> AIM
Examine the material below. Gather every line in which the string "offset" appears.
────────────────────
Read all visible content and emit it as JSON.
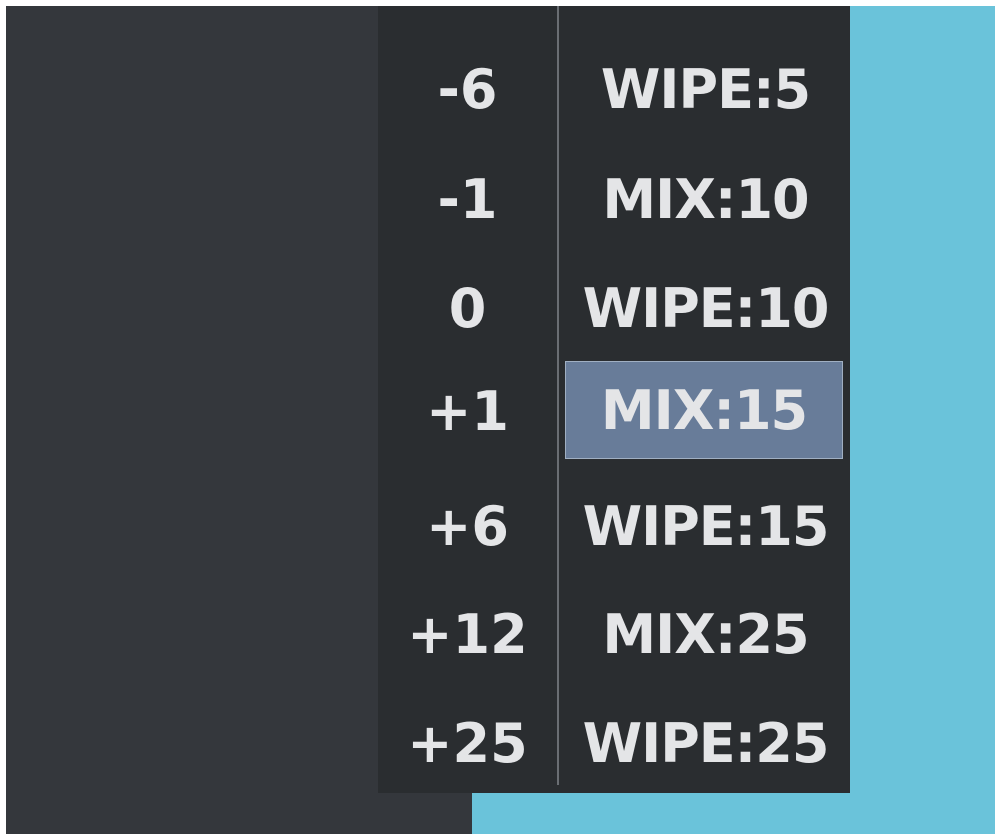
{
  "colors": {
    "panel_background": "#34373c",
    "popup_background": "#2a2d30",
    "accent_cyan": "#6ac3da",
    "selection_fill": "#687c99",
    "text": "#e4e5e7"
  },
  "transition_list": {
    "selected_index": 3,
    "rows": [
      {
        "offset": "-6",
        "label": "WIPE:5"
      },
      {
        "offset": "-1",
        "label": "MIX:10"
      },
      {
        "offset": "0",
        "label": "WIPE:10"
      },
      {
        "offset": "+1",
        "label": "MIX:15"
      },
      {
        "offset": "+6",
        "label": "WIPE:15"
      },
      {
        "offset": "+12",
        "label": "MIX:25"
      },
      {
        "offset": "+25",
        "label": "WIPE:25"
      }
    ]
  }
}
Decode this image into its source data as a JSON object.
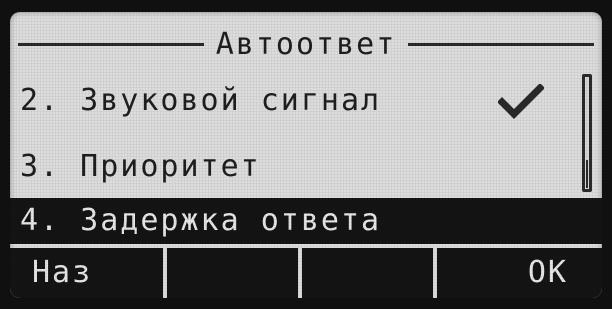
{
  "screen": {
    "title": "Автоответ"
  },
  "menu": {
    "items": [
      {
        "label": "2. Звуковой сигнал",
        "checked": true
      },
      {
        "label": "3. Приоритет",
        "checked": false
      },
      {
        "label": "4. Задержка ответа",
        "selected": true
      }
    ]
  },
  "softkeys": {
    "left": "Наз",
    "middle1": "",
    "middle2": "",
    "right": "OK"
  },
  "colors": {
    "lcd_background": "#dcdcdc",
    "ink": "#1e1e1e",
    "highlight": "#141414",
    "highlight_text": "#e6e6e6"
  },
  "icons": {
    "check": "check-icon"
  }
}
────────────────────
> THE ANSWER
        "offset": "-6",
        "offset": "-1",
        "offset": "0",
        "offset": "+1",
        "offset": "+6",
        "offset": "+12",
        "offset": "+25",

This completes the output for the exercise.